### WHAT IS REQUIRED
Gather all lines in the records below that include the word "effektiver".
[BEGIN PROVIDED RECORDS]
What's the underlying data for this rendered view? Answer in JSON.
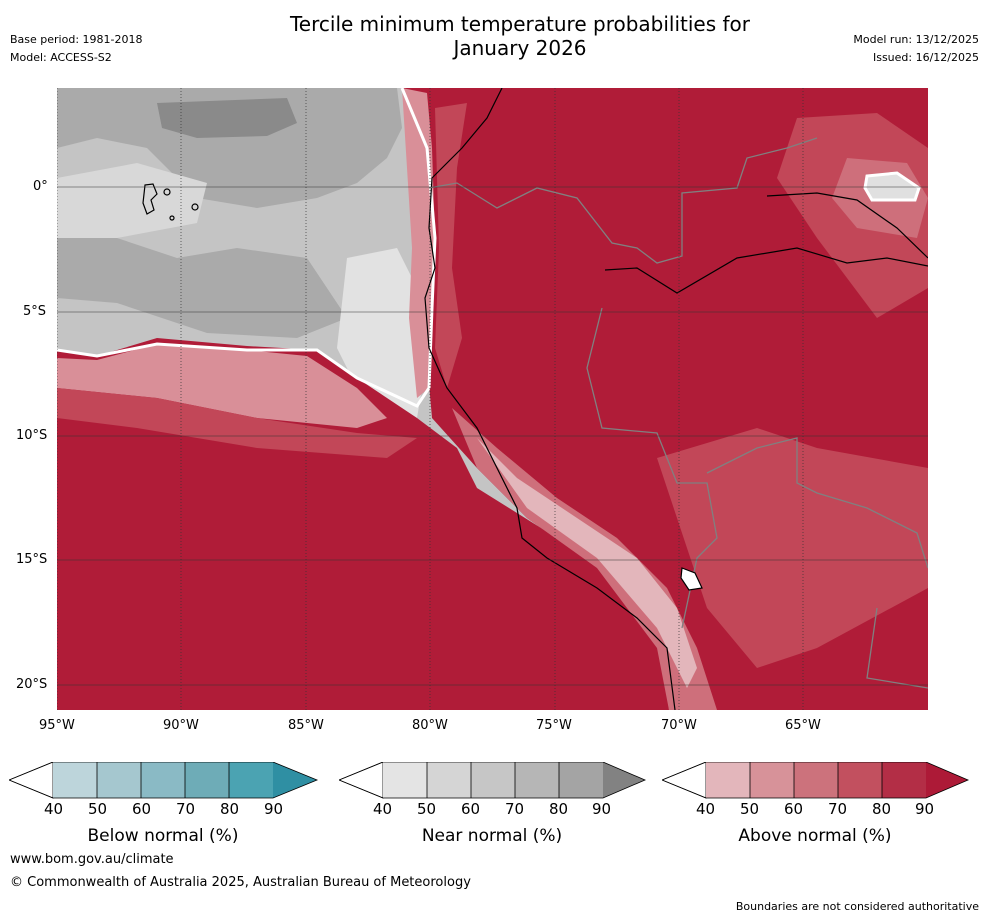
{
  "header": {
    "title_line1": "Tercile minimum temperature probabilities for",
    "title_line2": "January 2026",
    "base_period": "Base period: 1981-2018",
    "model": "Model: ACCESS-S2",
    "model_run": "Model run: 13/12/2025",
    "issued": "Issued: 16/12/2025"
  },
  "map": {
    "lat_labels": [
      "0°",
      "5°S",
      "10°S",
      "15°S",
      "20°S"
    ],
    "lon_labels": [
      "95°W",
      "90°W",
      "85°W",
      "80°W",
      "75°W",
      "70°W",
      "65°W"
    ],
    "colors": {
      "ocean_near_70": "#c4c4c4",
      "ocean_near_80": "#aaaaaa",
      "ocean_near_90": "#8a8a8a",
      "ocean_near_50": "#d8d8d8",
      "above_90": "#b01c38",
      "above_80": "#c24758",
      "above_70": "#ce6f7b",
      "above_60": "#d98f98",
      "above_50": "#e3b6bb"
    }
  },
  "colorbars": [
    {
      "title": "Below normal (%)",
      "ticks": [
        "40",
        "50",
        "60",
        "70",
        "80",
        "90"
      ],
      "colors": [
        "#ffffff",
        "#bdd5db",
        "#a5c7cf",
        "#8abac5",
        "#6eacb7",
        "#4ba3b2",
        "#2f8fa3"
      ]
    },
    {
      "title": "Near normal (%)",
      "ticks": [
        "40",
        "50",
        "60",
        "70",
        "80",
        "90"
      ],
      "colors": [
        "#ffffff",
        "#e4e4e4",
        "#d5d5d5",
        "#c6c6c6",
        "#b6b6b6",
        "#a4a4a4",
        "#828282"
      ]
    },
    {
      "title": "Above normal (%)",
      "ticks": [
        "40",
        "50",
        "60",
        "70",
        "80",
        "90"
      ],
      "colors": [
        "#ffffff",
        "#e3b6bb",
        "#d79299",
        "#cc727c",
        "#c2505f",
        "#b32e46",
        "#ad1a37"
      ]
    }
  ],
  "footer": {
    "url": "www.bom.gov.au/climate",
    "copyright": "© Commonwealth of Australia 2025, Australian Bureau of Meteorology",
    "disclaimer": "Boundaries are not considered authoritative"
  }
}
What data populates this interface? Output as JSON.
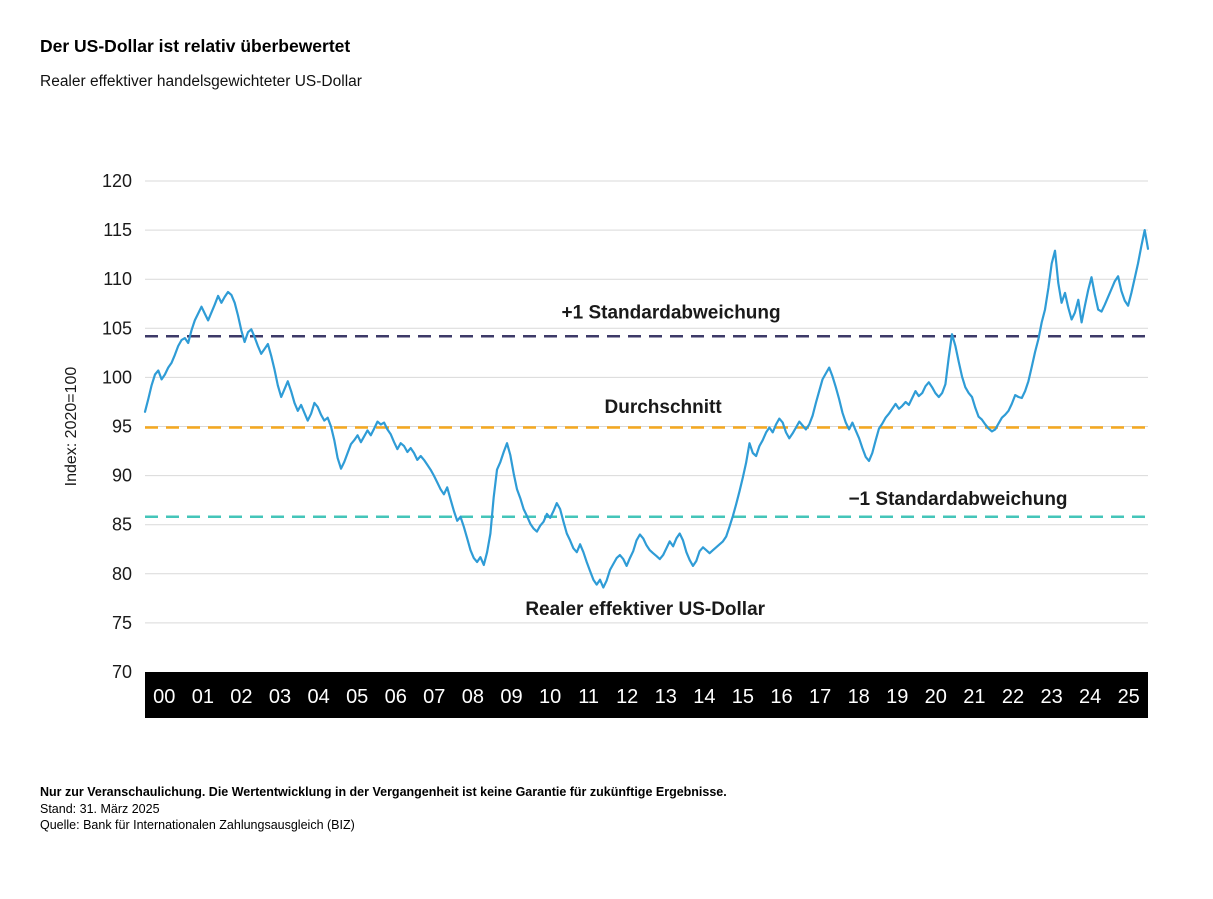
{
  "footer": {
    "disclaimer": "Nur zur Veranschaulichung. Die Wertentwicklung in der Vergangenheit ist keine Garantie für zukünftige Ergebnisse.",
    "as_of": "Stand: 31. März 2025",
    "source": "Quelle: Bank für Internationalen Zahlungsausgleich (BIZ)"
  },
  "chart_data": {
    "type": "line",
    "title": "Der US-Dollar ist relativ überbewertet",
    "subtitle": "Realer effektiver handelsgewichteter US-Dollar",
    "xlabel": "",
    "ylabel": "Index: 2020=100",
    "ylim": [
      70,
      120
    ],
    "ytick_step": 5,
    "grid": true,
    "x_start": "2000-01",
    "x_end": "2025-03",
    "x_tick_labels": [
      "00",
      "01",
      "02",
      "03",
      "04",
      "05",
      "06",
      "07",
      "08",
      "09",
      "10",
      "11",
      "12",
      "13",
      "14",
      "15",
      "16",
      "17",
      "18",
      "19",
      "20",
      "21",
      "22",
      "23",
      "24",
      "25"
    ],
    "colors": {
      "grid": "#d9d9d9",
      "text": "#1a1a1a",
      "axis_band": "#000000",
      "axis_band_text": "#ffffff"
    },
    "series": [
      {
        "name": "Realer effektiver US-Dollar",
        "color": "#2f9cd6",
        "frequency": "monthly",
        "monthly_values": [
          96.5,
          97.8,
          99.2,
          100.3,
          100.7,
          99.8,
          100.3,
          101.0,
          101.5,
          102.3,
          103.2,
          103.8,
          104.0,
          103.5,
          104.8,
          105.8,
          106.5,
          107.2,
          106.5,
          105.8,
          106.6,
          107.4,
          108.3,
          107.6,
          108.2,
          108.7,
          108.4,
          107.6,
          106.3,
          104.8,
          103.6,
          104.6,
          104.9,
          104.1,
          103.2,
          102.4,
          102.9,
          103.4,
          102.2,
          100.8,
          99.2,
          98.0,
          98.8,
          99.6,
          98.6,
          97.4,
          96.6,
          97.2,
          96.4,
          95.6,
          96.3,
          97.4,
          97.0,
          96.2,
          95.6,
          95.9,
          95.0,
          93.6,
          91.8,
          90.7,
          91.4,
          92.3,
          93.2,
          93.6,
          94.1,
          93.4,
          94.0,
          94.6,
          94.1,
          94.8,
          95.5,
          95.2,
          95.4,
          94.7,
          94.2,
          93.4,
          92.7,
          93.3,
          93.0,
          92.4,
          92.8,
          92.3,
          91.6,
          92.0,
          91.6,
          91.1,
          90.6,
          90.0,
          89.3,
          88.6,
          88.1,
          88.8,
          87.6,
          86.4,
          85.4,
          85.8,
          84.8,
          83.6,
          82.4,
          81.6,
          81.2,
          81.7,
          80.9,
          82.2,
          84.1,
          87.8,
          90.6,
          91.4,
          92.4,
          93.3,
          92.1,
          90.2,
          88.6,
          87.7,
          86.6,
          85.9,
          85.1,
          84.6,
          84.3,
          84.9,
          85.3,
          86.1,
          85.7,
          86.4,
          87.2,
          86.6,
          85.3,
          84.1,
          83.4,
          82.6,
          82.2,
          83.0,
          82.2,
          81.2,
          80.3,
          79.4,
          78.9,
          79.4,
          78.6,
          79.3,
          80.4,
          81.0,
          81.6,
          81.9,
          81.5,
          80.8,
          81.6,
          82.3,
          83.4,
          84.0,
          83.6,
          82.9,
          82.4,
          82.1,
          81.8,
          81.5,
          81.9,
          82.6,
          83.3,
          82.8,
          83.6,
          84.1,
          83.4,
          82.2,
          81.4,
          80.8,
          81.3,
          82.3,
          82.7,
          82.4,
          82.1,
          82.4,
          82.7,
          83.0,
          83.3,
          83.8,
          84.8,
          85.9,
          87.1,
          88.4,
          89.8,
          91.3,
          93.3,
          92.3,
          92.0,
          93.0,
          93.6,
          94.4,
          94.9,
          94.4,
          95.2,
          95.8,
          95.4,
          94.4,
          93.8,
          94.3,
          94.9,
          95.5,
          95.1,
          94.7,
          95.2,
          96.1,
          97.4,
          98.6,
          99.8,
          100.4,
          101.0,
          100.1,
          99.0,
          97.8,
          96.4,
          95.4,
          94.7,
          95.4,
          94.6,
          93.8,
          92.8,
          91.9,
          91.5,
          92.3,
          93.6,
          94.8,
          95.3,
          95.9,
          96.3,
          96.8,
          97.3,
          96.8,
          97.1,
          97.5,
          97.2,
          97.9,
          98.6,
          98.1,
          98.4,
          99.1,
          99.5,
          99.0,
          98.4,
          98.0,
          98.4,
          99.3,
          102.0,
          104.4,
          103.2,
          101.6,
          100.1,
          99.0,
          98.4,
          98.0,
          96.9,
          96.0,
          95.7,
          95.2,
          94.8,
          94.5,
          94.7,
          95.3,
          95.9,
          96.2,
          96.6,
          97.3,
          98.2,
          98.0,
          97.9,
          98.6,
          99.6,
          101.1,
          102.6,
          103.9,
          105.6,
          106.9,
          109.1,
          111.6,
          112.9,
          109.6,
          107.6,
          108.6,
          107.1,
          105.9,
          106.6,
          107.9,
          105.6,
          107.3,
          108.9,
          110.2,
          108.4,
          106.9,
          106.7,
          107.4,
          108.2,
          109.0,
          109.8,
          110.3,
          108.8,
          107.8,
          107.3,
          108.6,
          110.1,
          111.6,
          113.4,
          115.0,
          113.1
        ]
      }
    ],
    "reference_lines": [
      {
        "name": "plus-one-sd",
        "label": "+1 Standardabweichung",
        "value": 104.2,
        "color": "#3d3a68",
        "style": "dashed"
      },
      {
        "name": "mean",
        "label": "Durchschnitt",
        "value": 94.9,
        "color": "#f5a81f",
        "style": "dashed"
      },
      {
        "name": "minus-one-sd",
        "label": "−1 Standardabweichung",
        "value": 85.8,
        "color": "#44c5b9",
        "style": "dashed"
      }
    ],
    "annotations": [
      {
        "text": "+1 Standardabweichung",
        "x_year": 2013.2,
        "y": 106.6
      },
      {
        "text": "Durchschnitt",
        "x_year": 2013.0,
        "y": 97.0
      },
      {
        "text": "−1 Standardabweichung",
        "x_year": 2020.4,
        "y": 87.6
      },
      {
        "text": "Realer effektiver US-Dollar",
        "x_year": 2012.55,
        "y": 76.4
      }
    ],
    "legend": "none"
  }
}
[END PROVIDED RECORDS]
### THE REPLY
    "subtitle": "Realer effektiver handelsgewichteter US-Dollar",
        "name": "Realer effektiver US-Dollar",
        "text": "Realer effektiver US-Dollar",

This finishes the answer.